Records about charts and figures:
-=-=-=-=-

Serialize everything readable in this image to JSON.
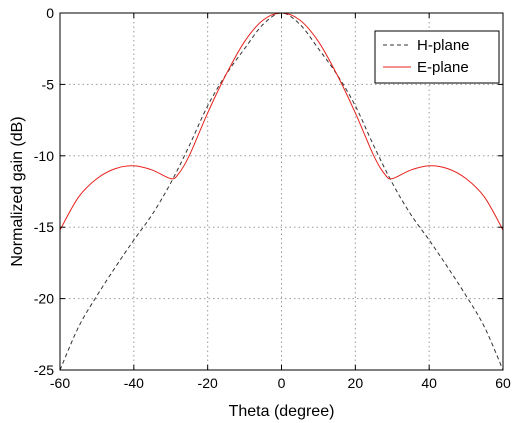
{
  "chart_data": {
    "type": "line",
    "title": "",
    "xlabel": "Theta (degree)",
    "ylabel": "Normalized gain (dB)",
    "xlim": [
      -60,
      60
    ],
    "ylim": [
      -25,
      0
    ],
    "xticks": [
      -60,
      -40,
      -20,
      0,
      20,
      40,
      60
    ],
    "yticks": [
      0,
      -5,
      -10,
      -15,
      -20,
      -25
    ],
    "xtick_labels": [
      "-60",
      "-40",
      "-20",
      "0",
      "20",
      "40",
      "60"
    ],
    "ytick_labels": [
      "0",
      "-5",
      "-10",
      "-15",
      "-20",
      "-25"
    ],
    "grid": true,
    "grid_style": "dotted",
    "legend_position": "top-right",
    "series": [
      {
        "name": "H-plane",
        "color": "#333333",
        "line_style": "dashed",
        "x": [
          -60,
          -55,
          -50,
          -45,
          -40,
          -35,
          -30,
          -25,
          -20,
          -15,
          -10,
          -5,
          0,
          5,
          10,
          15,
          20,
          25,
          30,
          35,
          40,
          45,
          50,
          55,
          60
        ],
        "y": [
          -25.0,
          -22.0,
          -19.8,
          -17.8,
          -15.9,
          -14.1,
          -11.9,
          -9.3,
          -6.5,
          -4.3,
          -2.5,
          -0.8,
          0,
          -0.8,
          -2.5,
          -4.3,
          -6.5,
          -9.3,
          -11.9,
          -14.1,
          -15.9,
          -17.8,
          -19.8,
          -22.0,
          -25.0
        ]
      },
      {
        "name": "E-plane",
        "color": "#e8221c",
        "line_style": "solid",
        "x": [
          -60,
          -55,
          -50,
          -45,
          -40,
          -35,
          -30,
          -28,
          -25,
          -20,
          -15,
          -10,
          -5,
          0,
          5,
          10,
          15,
          20,
          25,
          28,
          30,
          35,
          40,
          45,
          50,
          55,
          60
        ],
        "y": [
          -15.2,
          -12.9,
          -11.6,
          -10.9,
          -10.7,
          -11.0,
          -11.6,
          -11.3,
          -10.0,
          -7.0,
          -4.3,
          -2.0,
          -0.5,
          0,
          -0.5,
          -2.0,
          -4.3,
          -7.0,
          -10.0,
          -11.3,
          -11.6,
          -11.0,
          -10.7,
          -10.9,
          -11.6,
          -12.9,
          -15.2
        ]
      }
    ]
  }
}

-=-=-=-=-

■ **EXERCISE BRIEF**
Reproduce every line of the material precisely, omitting its pictures.

■ **THE SOLUTION**
Serialize everything readable in this image to JSON.
{
  "chart_data": {
    "type": "line",
    "title": "",
    "xlabel": "Theta (degree)",
    "ylabel": "Normalized gain (dB)",
    "xlim": [
      -60,
      60
    ],
    "ylim": [
      -25,
      0
    ],
    "xticks": [
      -60,
      -40,
      -20,
      0,
      20,
      40,
      60
    ],
    "yticks": [
      0,
      -5,
      -10,
      -15,
      -20,
      -25
    ],
    "xtick_labels": [
      "-60",
      "-40",
      "-20",
      "0",
      "20",
      "40",
      "60"
    ],
    "ytick_labels": [
      "0",
      "-5",
      "-10",
      "-15",
      "-20",
      "-25"
    ],
    "grid": true,
    "grid_style": "dotted",
    "legend_position": "top-right",
    "series": [
      {
        "name": "H-plane",
        "color": "#333333",
        "line_style": "dashed",
        "x": [
          -60,
          -55,
          -50,
          -45,
          -40,
          -35,
          -30,
          -25,
          -20,
          -15,
          -10,
          -5,
          0,
          5,
          10,
          15,
          20,
          25,
          30,
          35,
          40,
          45,
          50,
          55,
          60
        ],
        "y": [
          -25.0,
          -22.0,
          -19.8,
          -17.8,
          -15.9,
          -14.1,
          -11.9,
          -9.3,
          -6.5,
          -4.3,
          -2.5,
          -0.8,
          0,
          -0.8,
          -2.5,
          -4.3,
          -6.5,
          -9.3,
          -11.9,
          -14.1,
          -15.9,
          -17.8,
          -19.8,
          -22.0,
          -25.0
        ]
      },
      {
        "name": "E-plane",
        "color": "#e8221c",
        "line_style": "solid",
        "x": [
          -60,
          -55,
          -50,
          -45,
          -40,
          -35,
          -30,
          -28,
          -25,
          -20,
          -15,
          -10,
          -5,
          0,
          5,
          10,
          15,
          20,
          25,
          28,
          30,
          35,
          40,
          45,
          50,
          55,
          60
        ],
        "y": [
          -15.2,
          -12.9,
          -11.6,
          -10.9,
          -10.7,
          -11.0,
          -11.6,
          -11.3,
          -10.0,
          -7.0,
          -4.3,
          -2.0,
          -0.5,
          0,
          -0.5,
          -2.0,
          -4.3,
          -7.0,
          -10.0,
          -11.3,
          -11.6,
          -11.0,
          -10.7,
          -10.9,
          -11.6,
          -12.9,
          -15.2
        ]
      }
    ]
  }
}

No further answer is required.